start

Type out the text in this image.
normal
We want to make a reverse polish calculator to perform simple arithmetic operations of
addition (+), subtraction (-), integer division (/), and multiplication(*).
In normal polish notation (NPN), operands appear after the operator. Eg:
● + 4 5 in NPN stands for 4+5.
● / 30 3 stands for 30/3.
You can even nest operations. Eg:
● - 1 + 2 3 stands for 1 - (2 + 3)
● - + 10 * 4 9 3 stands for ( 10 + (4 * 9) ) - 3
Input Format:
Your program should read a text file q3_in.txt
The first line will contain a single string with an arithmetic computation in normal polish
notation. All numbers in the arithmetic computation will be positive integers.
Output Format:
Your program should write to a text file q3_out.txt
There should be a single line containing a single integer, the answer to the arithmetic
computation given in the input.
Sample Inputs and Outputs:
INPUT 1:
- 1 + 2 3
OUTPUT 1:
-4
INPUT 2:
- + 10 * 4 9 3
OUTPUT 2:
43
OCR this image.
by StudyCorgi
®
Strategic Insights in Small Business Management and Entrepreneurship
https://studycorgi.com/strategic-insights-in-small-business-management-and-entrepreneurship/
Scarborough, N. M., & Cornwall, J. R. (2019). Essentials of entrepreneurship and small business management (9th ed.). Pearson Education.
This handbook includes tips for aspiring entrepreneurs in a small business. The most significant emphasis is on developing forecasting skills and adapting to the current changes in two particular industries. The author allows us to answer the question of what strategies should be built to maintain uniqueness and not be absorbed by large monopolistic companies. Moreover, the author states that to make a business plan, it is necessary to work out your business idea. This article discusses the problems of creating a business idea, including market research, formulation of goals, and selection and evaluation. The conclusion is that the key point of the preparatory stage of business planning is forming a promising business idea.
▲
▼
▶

end

→ **WORK TO DO**
Copy every line from the entries that contains the word "will".

→ **ANSWER TO THE TASK**
The first line will contain a single string with an arithmetic computation in normal polish
notation. All numbers in the arithmetic computation will be positive integers.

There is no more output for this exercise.